# START OF PROVIDED DATA

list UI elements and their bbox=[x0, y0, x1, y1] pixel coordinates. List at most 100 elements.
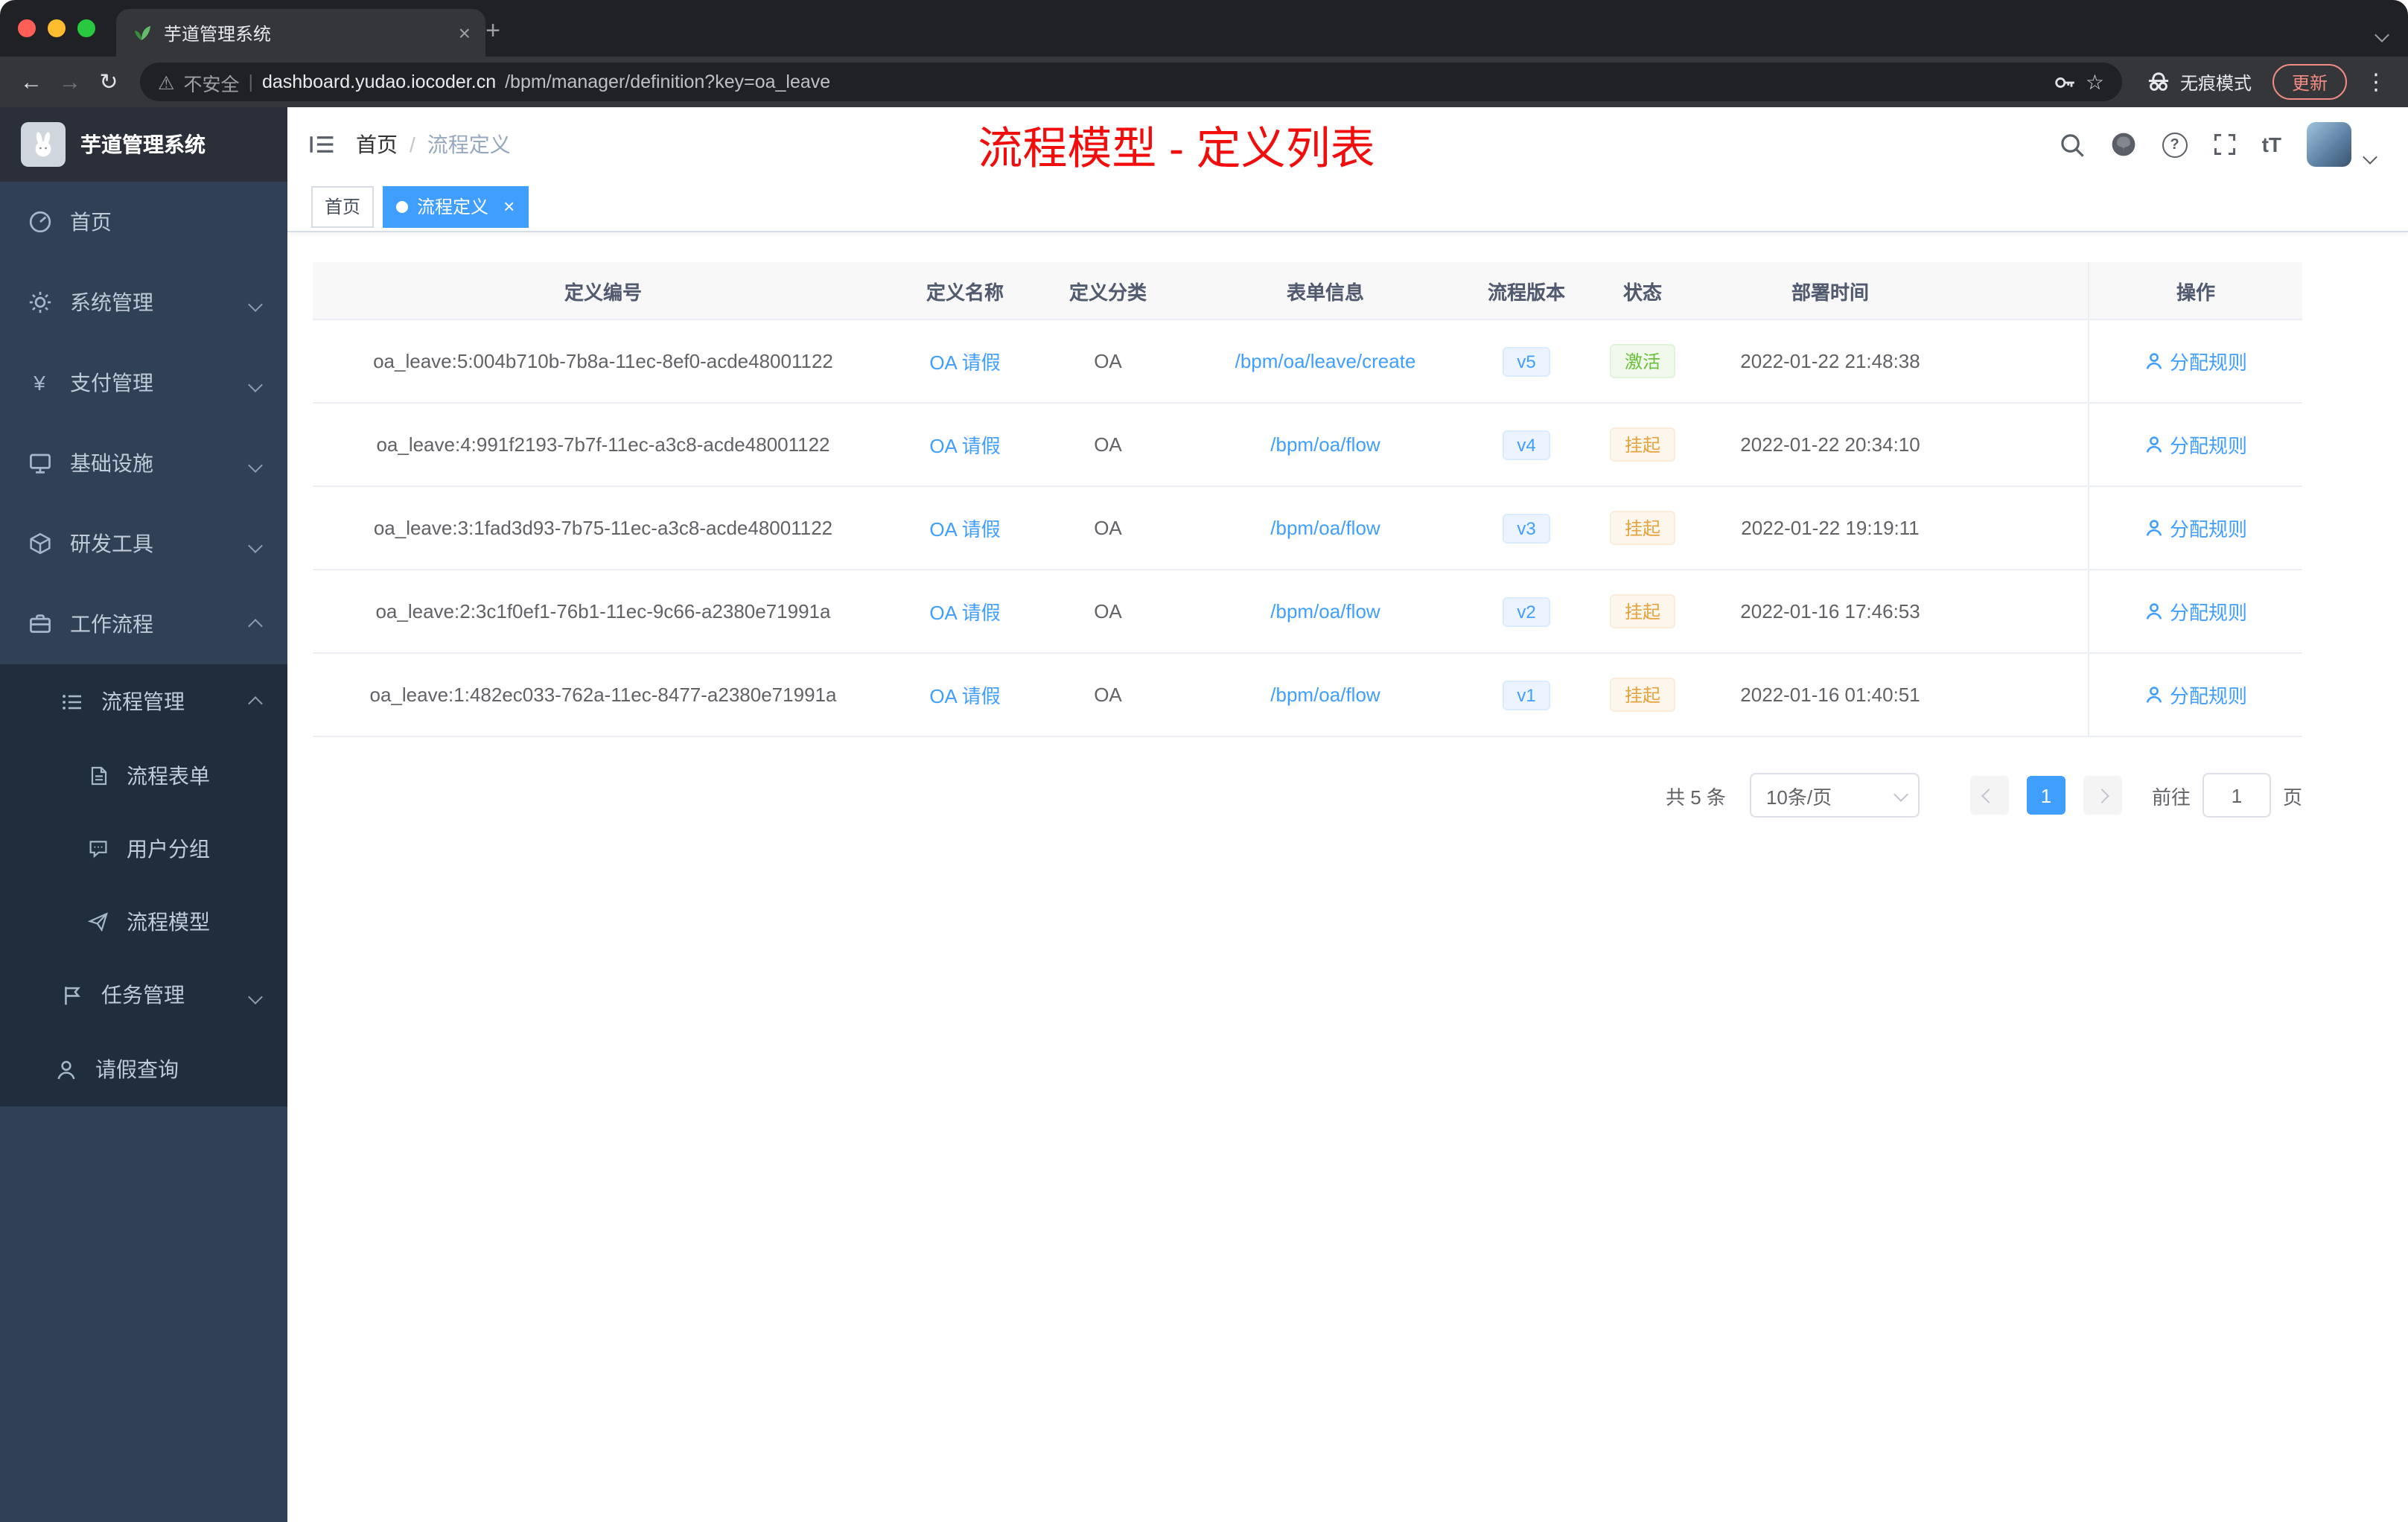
version-badge: v3 bbox=[1502, 513, 1551, 543]
assign-rule-link[interactable]: 分配规则 bbox=[2144, 597, 2247, 625]
back-icon[interactable]: ← bbox=[12, 63, 51, 101]
sidebar-item-label: 工作流程 bbox=[70, 612, 153, 636]
user-icon bbox=[54, 1058, 77, 1080]
tags-view-bar: 首页 流程定义 × bbox=[287, 182, 2408, 232]
definition-name-link[interactable]: OA 请假 bbox=[929, 430, 1000, 459]
pagination: 共 5 条 10条/页 1 前往 页 bbox=[313, 773, 2302, 818]
logo-avatar bbox=[21, 122, 66, 167]
tab-search-icon[interactable] bbox=[2374, 21, 2389, 48]
sidebar-item-user-group[interactable]: 用户分组 bbox=[0, 812, 287, 885]
definition-name-link[interactable]: OA 请假 bbox=[929, 597, 1000, 625]
version-badge: v2 bbox=[1502, 596, 1551, 626]
definition-id: oa_leave:1:482ec033-762a-11ec-8477-a2380… bbox=[369, 684, 837, 706]
tag-home[interactable]: 首页 bbox=[311, 185, 375, 227]
sidebar-logo[interactable]: 芋道管理系统 bbox=[0, 107, 287, 182]
help-icon[interactable]: ? bbox=[2162, 132, 2188, 157]
form-link[interactable]: /bpm/oa/flow bbox=[1270, 517, 1380, 539]
key-icon[interactable] bbox=[2054, 71, 2077, 93]
next-page-button[interactable] bbox=[2083, 776, 2122, 815]
sidebar-item-process-mgmt[interactable]: 流程管理 bbox=[0, 664, 287, 739]
form-link[interactable]: /bpm/oa/flow bbox=[1270, 433, 1380, 456]
breadcrumb: 首页 / 流程定义 bbox=[356, 130, 511, 159]
sidebar-item-home[interactable]: 首页 bbox=[0, 182, 287, 262]
user-avatar[interactable] bbox=[2307, 122, 2351, 167]
sidebar-item-process-model[interactable]: 流程模型 bbox=[0, 885, 287, 958]
table-row: oa_leave:1:482ec033-762a-11ec-8477-a2380… bbox=[313, 654, 2302, 737]
sidebar-item-label: 流程表单 bbox=[127, 763, 210, 787]
definition-category: OA bbox=[1094, 684, 1122, 706]
browser-menu-icon[interactable]: ⋮ bbox=[2356, 69, 2396, 95]
page-unit-label: 页 bbox=[2282, 786, 2302, 808]
assign-rule-link[interactable]: 分配规则 bbox=[2144, 430, 2247, 459]
gear-icon bbox=[27, 290, 52, 314]
chevron-down-icon bbox=[1893, 786, 1908, 801]
workflow-submenu: 流程管理 流程表单 用户分组 流程模型 任务管理 请假查询 bbox=[0, 664, 287, 1107]
sidebar-item-task-mgmt[interactable]: 任务管理 bbox=[0, 958, 287, 1032]
fullscreen-icon[interactable] bbox=[2213, 133, 2237, 156]
page-annotation: 流程模型 - 定义列表 bbox=[978, 125, 1375, 174]
deploy-time: 2022-01-22 20:34:10 bbox=[1740, 433, 1920, 456]
breadcrumb-home[interactable]: 首页 bbox=[356, 130, 398, 159]
avatar-caret-icon[interactable] bbox=[2363, 143, 2377, 170]
definition-category: OA bbox=[1094, 350, 1122, 372]
definition-name-link[interactable]: OA 请假 bbox=[929, 681, 1000, 709]
tab-close-icon[interactable]: × bbox=[459, 21, 471, 45]
window-close-button[interactable] bbox=[18, 19, 36, 37]
top-navbar: 首页 / 流程定义 流程模型 - 定义列表 ? tT bbox=[287, 107, 2408, 182]
form-link[interactable]: /bpm/oa/flow bbox=[1270, 684, 1380, 706]
col-header: 定义编号 bbox=[564, 281, 642, 303]
new-tab-button[interactable]: + bbox=[474, 12, 512, 51]
incognito-icon bbox=[2146, 69, 2171, 95]
sidebar-item-label: 流程管理 bbox=[101, 690, 185, 713]
address-bar[interactable]: ⚠ 不安全 | dashboard.yudao.iocoder.cn/bpm/m… bbox=[140, 63, 2122, 101]
assign-rule-link[interactable]: 分配规则 bbox=[2144, 514, 2247, 542]
action-label: 分配规则 bbox=[2169, 518, 2247, 541]
sidebar-item-devtools[interactable]: 研发工具 bbox=[0, 503, 287, 584]
definition-name-link[interactable]: OA 请假 bbox=[929, 514, 1000, 542]
sidebar-item-payment[interactable]: ¥ 支付管理 bbox=[0, 343, 287, 423]
reload-icon[interactable]: ↻ bbox=[89, 63, 128, 101]
action-label: 分配规则 bbox=[2169, 602, 2247, 624]
form-link[interactable]: /bpm/oa/leave/create bbox=[1235, 350, 1416, 372]
col-header: 流程版本 bbox=[1487, 281, 1565, 303]
sidebar-item-infrastructure[interactable]: 基础设施 bbox=[0, 423, 287, 503]
sidebar-item-leave-query[interactable]: 请假查询 bbox=[0, 1032, 287, 1107]
sidebar-item-process-form[interactable]: 流程表单 bbox=[0, 739, 287, 812]
sidebar-item-label: 基础设施 bbox=[70, 451, 153, 475]
font-size-icon[interactable]: tT bbox=[2262, 133, 2281, 156]
assign-rule-link[interactable]: 分配规则 bbox=[2144, 681, 2247, 709]
tag-close-icon[interactable]: × bbox=[503, 195, 515, 217]
status-badge: 激活 bbox=[1609, 344, 1675, 378]
window-controls bbox=[18, 19, 95, 37]
action-label: 分配规则 bbox=[2169, 685, 2247, 707]
deploy-time: 2022-01-22 19:19:11 bbox=[1741, 517, 1920, 539]
page-number-1[interactable]: 1 bbox=[2026, 776, 2065, 815]
security-label: 不安全 bbox=[183, 74, 240, 95]
forward-icon[interactable]: → bbox=[51, 63, 89, 101]
table-header: 定义编号 定义名称 定义分类 表单信息 流程版本 状态 部署时间 操作 bbox=[313, 262, 2302, 320]
sidebar-item-label: 流程模型 bbox=[127, 909, 210, 933]
window-zoom-button[interactable] bbox=[77, 19, 95, 37]
screen: 芋道管理系统 × + ← → ↻ ⚠ 不安全 | dashboard.yudao… bbox=[0, 0, 2408, 1522]
page-size-select[interactable]: 10条/页 bbox=[1749, 773, 1920, 818]
browser-tab[interactable]: 芋道管理系统 × bbox=[116, 9, 485, 57]
sidebar-toggle-icon[interactable] bbox=[287, 131, 356, 158]
chevron-down-icon bbox=[248, 290, 263, 314]
search-icon[interactable] bbox=[2060, 132, 2085, 157]
github-icon[interactable] bbox=[2110, 131, 2137, 158]
page-jump-input[interactable] bbox=[2202, 773, 2271, 818]
url-host: dashboard.yudao.iocoder.cn bbox=[261, 71, 497, 92]
bookmark-star-icon[interactable]: ☆ bbox=[2086, 69, 2104, 95]
sidebar-item-system[interactable]: 系统管理 bbox=[0, 262, 287, 343]
form-link[interactable]: /bpm/oa/flow bbox=[1270, 600, 1380, 623]
sidebar-item-workflow[interactable]: 工作流程 bbox=[0, 584, 287, 664]
window-minimize-button[interactable] bbox=[48, 19, 66, 37]
tag-process-definition[interactable]: 流程定义 × bbox=[383, 185, 529, 227]
incognito-label: 无痕模式 bbox=[2179, 72, 2252, 93]
definition-id: oa_leave:3:1fad3d93-7b75-11ec-a3c8-acde4… bbox=[373, 517, 833, 539]
prev-page-button[interactable] bbox=[1969, 776, 2009, 815]
definition-name-link[interactable]: OA 请假 bbox=[929, 347, 1000, 375]
update-button[interactable]: 更新 bbox=[2272, 64, 2347, 100]
assign-rule-link[interactable]: 分配规则 bbox=[2144, 347, 2247, 375]
tab-title: 芋道管理系统 bbox=[164, 23, 272, 44]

# END OF PROVIDED DATA

# TASK:
Retype the lines from the one containing "version-badge: v3 bbox=[1502, 513, 1551, 543]" through the one containing "user-avatar[interactable] bbox=[2307, 122, 2351, 167]", both included, without any change.

# ANSWER TO THE EXERCISE:
version-badge: v3 bbox=[1502, 513, 1551, 543]
assign-rule-link[interactable]: 分配规则 bbox=[2144, 597, 2247, 625]
back-icon[interactable]: ← bbox=[12, 63, 51, 101]
sidebar-item-label: 工作流程 bbox=[70, 612, 153, 636]
user-icon bbox=[54, 1058, 77, 1080]
tags-view-bar: 首页 流程定义 × bbox=[287, 182, 2408, 232]
definition-name-link[interactable]: OA 请假 bbox=[929, 430, 1000, 459]
pagination: 共 5 条 10条/页 1 前往 页 bbox=[313, 773, 2302, 818]
logo-avatar bbox=[21, 122, 66, 167]
tab-search-icon[interactable] bbox=[2374, 21, 2389, 48]
sidebar-item-user-group[interactable]: 用户分组 bbox=[0, 812, 287, 885]
definition-name-link[interactable]: OA 请假 bbox=[929, 597, 1000, 625]
version-badge: v2 bbox=[1502, 596, 1551, 626]
definition-id: oa_leave:1:482ec033-762a-11ec-8477-a2380… bbox=[369, 684, 837, 706]
tag-home[interactable]: 首页 bbox=[311, 185, 375, 227]
sidebar-logo[interactable]: 芋道管理系统 bbox=[0, 107, 287, 182]
help-icon[interactable]: ? bbox=[2162, 132, 2188, 157]
form-link[interactable]: /bpm/oa/flow bbox=[1270, 517, 1380, 539]
key-icon[interactable] bbox=[2054, 71, 2077, 93]
next-page-button[interactable] bbox=[2083, 776, 2122, 815]
sidebar-item-process-mgmt[interactable]: 流程管理 bbox=[0, 664, 287, 739]
form-link[interactable]: /bpm/oa/flow bbox=[1270, 433, 1380, 456]
breadcrumb: 首页 / 流程定义 bbox=[356, 130, 511, 159]
sidebar-item-home[interactable]: 首页 bbox=[0, 182, 287, 262]
user-avatar[interactable] bbox=[2307, 122, 2351, 167]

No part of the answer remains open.